▶ **WHAT YOU WILL DO**: Which lines hold the word "отказа"? Copy each one.

▶ **RECORDS FOR THIS EXERCISE**:

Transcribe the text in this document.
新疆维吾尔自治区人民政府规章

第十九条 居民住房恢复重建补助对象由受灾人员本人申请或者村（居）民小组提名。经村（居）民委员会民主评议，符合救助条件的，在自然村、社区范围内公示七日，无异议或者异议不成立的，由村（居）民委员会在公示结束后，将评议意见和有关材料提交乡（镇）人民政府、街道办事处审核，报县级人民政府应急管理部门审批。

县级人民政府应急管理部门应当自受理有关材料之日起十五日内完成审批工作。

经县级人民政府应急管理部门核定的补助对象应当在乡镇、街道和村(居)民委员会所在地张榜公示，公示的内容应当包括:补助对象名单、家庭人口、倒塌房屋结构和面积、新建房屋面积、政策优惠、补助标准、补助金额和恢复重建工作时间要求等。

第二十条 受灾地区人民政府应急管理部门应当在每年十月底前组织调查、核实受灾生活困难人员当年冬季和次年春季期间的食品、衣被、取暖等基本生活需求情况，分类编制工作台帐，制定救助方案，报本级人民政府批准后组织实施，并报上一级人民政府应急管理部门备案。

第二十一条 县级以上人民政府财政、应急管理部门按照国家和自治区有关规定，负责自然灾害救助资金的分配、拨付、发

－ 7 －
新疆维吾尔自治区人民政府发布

...

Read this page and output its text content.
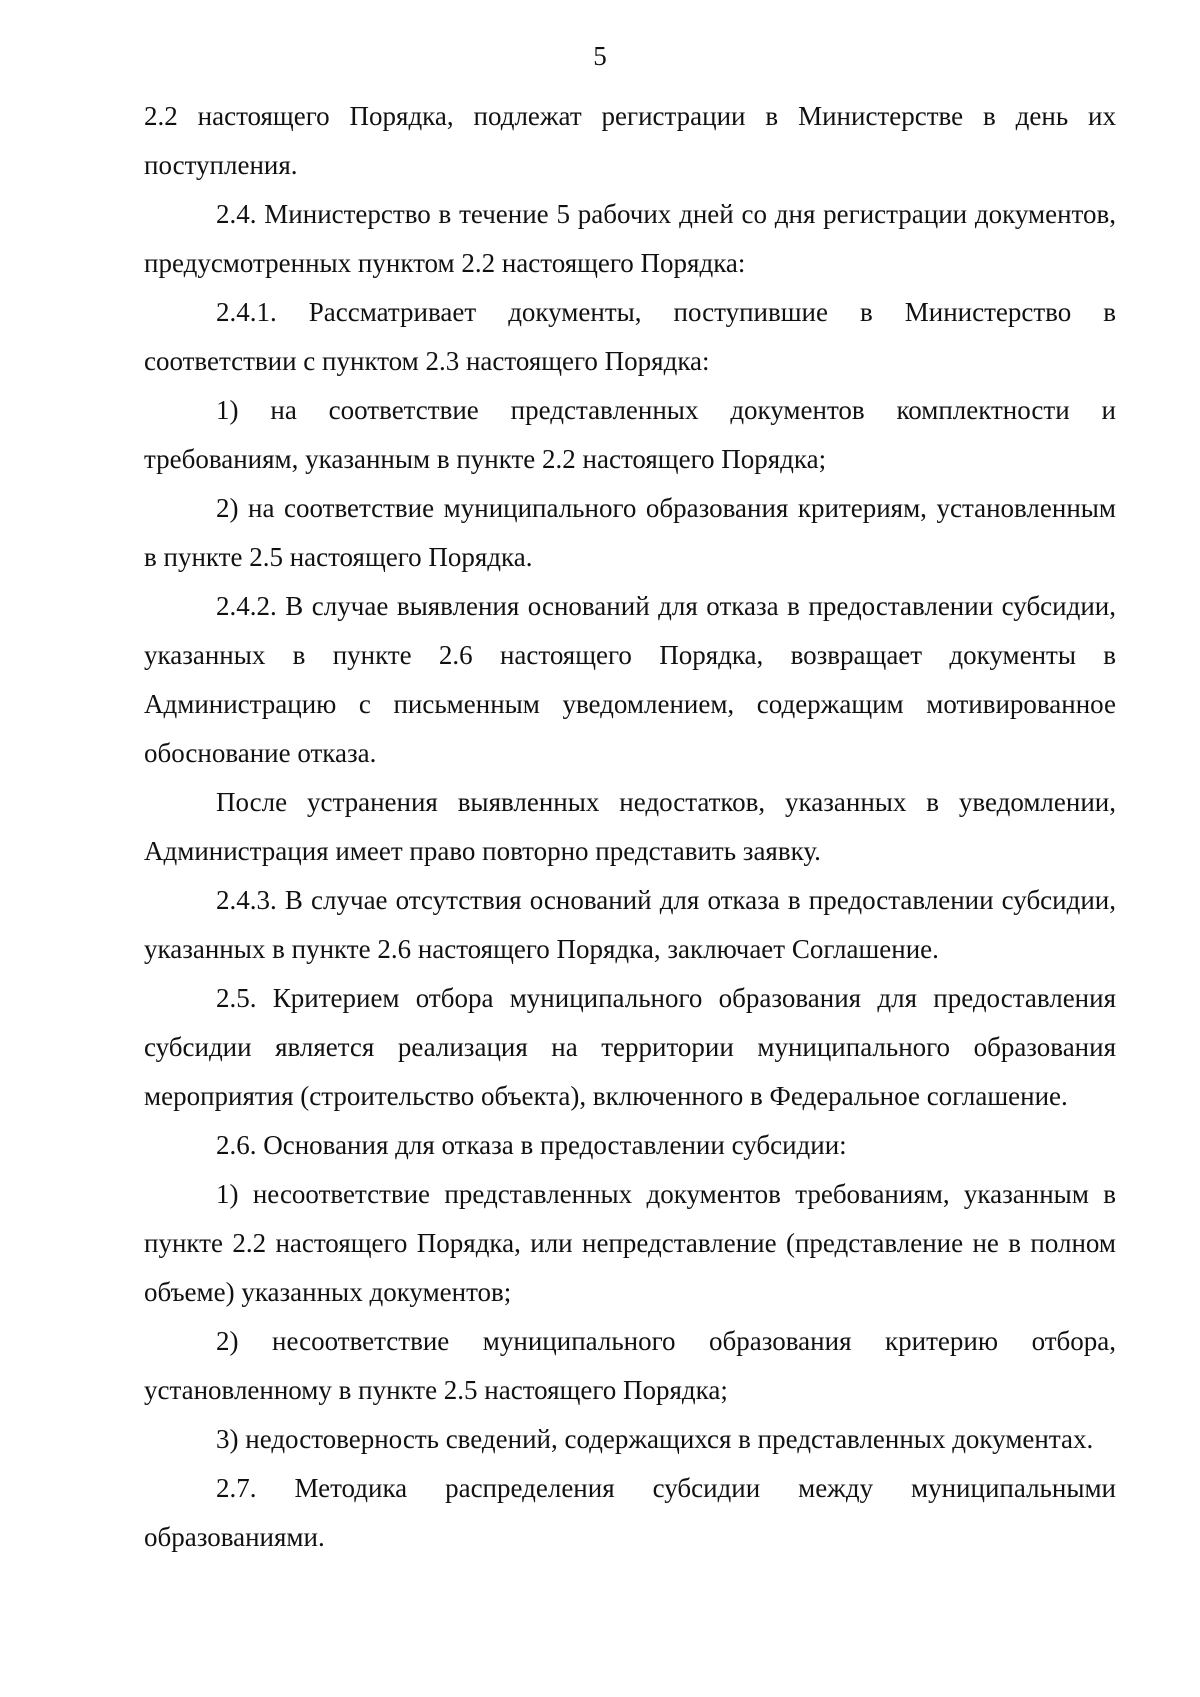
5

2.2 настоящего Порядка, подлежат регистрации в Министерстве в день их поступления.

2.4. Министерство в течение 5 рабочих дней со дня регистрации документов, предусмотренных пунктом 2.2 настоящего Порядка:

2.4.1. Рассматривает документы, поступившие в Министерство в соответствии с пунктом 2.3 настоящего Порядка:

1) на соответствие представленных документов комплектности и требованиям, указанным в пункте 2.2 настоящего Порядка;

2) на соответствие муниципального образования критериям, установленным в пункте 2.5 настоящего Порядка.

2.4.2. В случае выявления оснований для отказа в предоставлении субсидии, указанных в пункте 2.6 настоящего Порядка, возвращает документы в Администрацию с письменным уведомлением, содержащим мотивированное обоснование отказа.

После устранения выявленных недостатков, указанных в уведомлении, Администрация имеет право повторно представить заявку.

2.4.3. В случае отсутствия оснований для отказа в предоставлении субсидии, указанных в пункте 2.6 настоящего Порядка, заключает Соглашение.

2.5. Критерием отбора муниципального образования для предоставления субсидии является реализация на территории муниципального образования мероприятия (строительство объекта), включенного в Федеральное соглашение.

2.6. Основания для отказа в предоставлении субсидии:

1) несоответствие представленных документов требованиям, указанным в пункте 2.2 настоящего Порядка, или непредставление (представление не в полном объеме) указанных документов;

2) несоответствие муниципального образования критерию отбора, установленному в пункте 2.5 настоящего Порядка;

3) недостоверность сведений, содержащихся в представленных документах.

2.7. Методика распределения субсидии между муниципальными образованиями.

▶ **RESULT OF THE TASK**:
2.4.2. В случае выявления оснований для отказа в предоставлении субсидии, указанных в пункте 2.6 настоящего Порядка, возвращает документы в Администрацию с письменным уведомлением, содержащим мотивированное обоснование отказа.
2.4.3. В случае отсутствия оснований для отказа в предоставлении субсидии, указанных в пункте 2.6 настоящего Порядка, заключает Соглашение.
2.6. Основания для отказа в предоставлении субсидии:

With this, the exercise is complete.